### Given information
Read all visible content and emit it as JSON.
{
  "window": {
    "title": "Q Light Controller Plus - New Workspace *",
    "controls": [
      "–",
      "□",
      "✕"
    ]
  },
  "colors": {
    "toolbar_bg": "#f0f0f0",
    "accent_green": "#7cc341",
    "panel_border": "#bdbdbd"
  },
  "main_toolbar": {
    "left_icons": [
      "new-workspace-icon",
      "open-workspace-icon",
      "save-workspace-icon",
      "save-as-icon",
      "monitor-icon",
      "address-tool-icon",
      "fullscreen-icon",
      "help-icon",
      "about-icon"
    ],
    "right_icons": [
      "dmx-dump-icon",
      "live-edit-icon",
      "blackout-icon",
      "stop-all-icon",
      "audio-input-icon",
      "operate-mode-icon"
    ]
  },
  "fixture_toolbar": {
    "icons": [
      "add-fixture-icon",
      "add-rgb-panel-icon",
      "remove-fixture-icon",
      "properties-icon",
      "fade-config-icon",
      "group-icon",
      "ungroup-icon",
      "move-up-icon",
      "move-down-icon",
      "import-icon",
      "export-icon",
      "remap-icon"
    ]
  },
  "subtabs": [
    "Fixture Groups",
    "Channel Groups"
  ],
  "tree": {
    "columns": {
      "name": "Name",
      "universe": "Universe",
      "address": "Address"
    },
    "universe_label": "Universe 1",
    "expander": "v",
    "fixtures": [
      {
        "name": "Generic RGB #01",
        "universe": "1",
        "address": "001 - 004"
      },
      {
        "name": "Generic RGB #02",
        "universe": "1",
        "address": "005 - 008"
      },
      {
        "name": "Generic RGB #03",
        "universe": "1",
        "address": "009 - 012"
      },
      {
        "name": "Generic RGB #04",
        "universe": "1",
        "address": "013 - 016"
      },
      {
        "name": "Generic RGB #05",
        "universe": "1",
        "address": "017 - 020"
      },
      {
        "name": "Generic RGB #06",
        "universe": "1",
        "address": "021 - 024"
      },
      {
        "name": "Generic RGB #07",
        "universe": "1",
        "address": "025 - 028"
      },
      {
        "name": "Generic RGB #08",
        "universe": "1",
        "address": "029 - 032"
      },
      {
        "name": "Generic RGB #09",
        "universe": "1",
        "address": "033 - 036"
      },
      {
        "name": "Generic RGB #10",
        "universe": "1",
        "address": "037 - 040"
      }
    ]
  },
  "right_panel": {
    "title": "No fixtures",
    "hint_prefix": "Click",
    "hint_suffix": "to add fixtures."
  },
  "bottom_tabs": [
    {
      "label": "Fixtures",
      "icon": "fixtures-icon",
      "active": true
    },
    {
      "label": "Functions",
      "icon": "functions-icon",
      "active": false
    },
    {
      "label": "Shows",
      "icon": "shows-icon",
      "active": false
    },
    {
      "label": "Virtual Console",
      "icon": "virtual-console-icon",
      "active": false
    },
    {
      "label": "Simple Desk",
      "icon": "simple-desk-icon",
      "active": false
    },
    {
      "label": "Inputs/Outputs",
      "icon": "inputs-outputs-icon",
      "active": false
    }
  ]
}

### Exercise brief
Retype every record above exactly as it appears.

### Solution for this problem
Read all visible content and emit it as JSON.
{
  "window": {
    "title": "Q Light Controller Plus - New Workspace *",
    "controls": [
      "–",
      "□",
      "✕"
    ]
  },
  "colors": {
    "toolbar_bg": "#f0f0f0",
    "accent_green": "#7cc341",
    "panel_border": "#bdbdbd"
  },
  "main_toolbar": {
    "left_icons": [
      "new-workspace-icon",
      "open-workspace-icon",
      "save-workspace-icon",
      "save-as-icon",
      "monitor-icon",
      "address-tool-icon",
      "fullscreen-icon",
      "help-icon",
      "about-icon"
    ],
    "right_icons": [
      "dmx-dump-icon",
      "live-edit-icon",
      "blackout-icon",
      "stop-all-icon",
      "audio-input-icon",
      "operate-mode-icon"
    ]
  },
  "fixture_toolbar": {
    "icons": [
      "add-fixture-icon",
      "add-rgb-panel-icon",
      "remove-fixture-icon",
      "properties-icon",
      "fade-config-icon",
      "group-icon",
      "ungroup-icon",
      "move-up-icon",
      "move-down-icon",
      "import-icon",
      "export-icon",
      "remap-icon"
    ]
  },
  "subtabs": [
    "Fixture Groups",
    "Channel Groups"
  ],
  "tree": {
    "columns": {
      "name": "Name",
      "universe": "Universe",
      "address": "Address"
    },
    "universe_label": "Universe 1",
    "expander": "v",
    "fixtures": [
      {
        "name": "Generic RGB #01",
        "universe": "1",
        "address": "001 - 004"
      },
      {
        "name": "Generic RGB #02",
        "universe": "1",
        "address": "005 - 008"
      },
      {
        "name": "Generic RGB #03",
        "universe": "1",
        "address": "009 - 012"
      },
      {
        "name": "Generic RGB #04",
        "universe": "1",
        "address": "013 - 016"
      },
      {
        "name": "Generic RGB #05",
        "universe": "1",
        "address": "017 - 020"
      },
      {
        "name": "Generic RGB #06",
        "universe": "1",
        "address": "021 - 024"
      },
      {
        "name": "Generic RGB #07",
        "universe": "1",
        "address": "025 - 028"
      },
      {
        "name": "Generic RGB #08",
        "universe": "1",
        "address": "029 - 032"
      },
      {
        "name": "Generic RGB #09",
        "universe": "1",
        "address": "033 - 036"
      },
      {
        "name": "Generic RGB #10",
        "universe": "1",
        "address": "037 - 040"
      }
    ]
  },
  "right_panel": {
    "title": "No fixtures",
    "hint_prefix": "Click",
    "hint_suffix": "to add fixtures."
  },
  "bottom_tabs": [
    {
      "label": "Fixtures",
      "icon": "fixtures-icon",
      "active": true
    },
    {
      "label": "Functions",
      "icon": "functions-icon",
      "active": false
    },
    {
      "label": "Shows",
      "icon": "shows-icon",
      "active": false
    },
    {
      "label": "Virtual Console",
      "icon": "virtual-console-icon",
      "active": false
    },
    {
      "label": "Simple Desk",
      "icon": "simple-desk-icon",
      "active": false
    },
    {
      "label": "Inputs/Outputs",
      "icon": "inputs-outputs-icon",
      "active": false
    }
  ]
}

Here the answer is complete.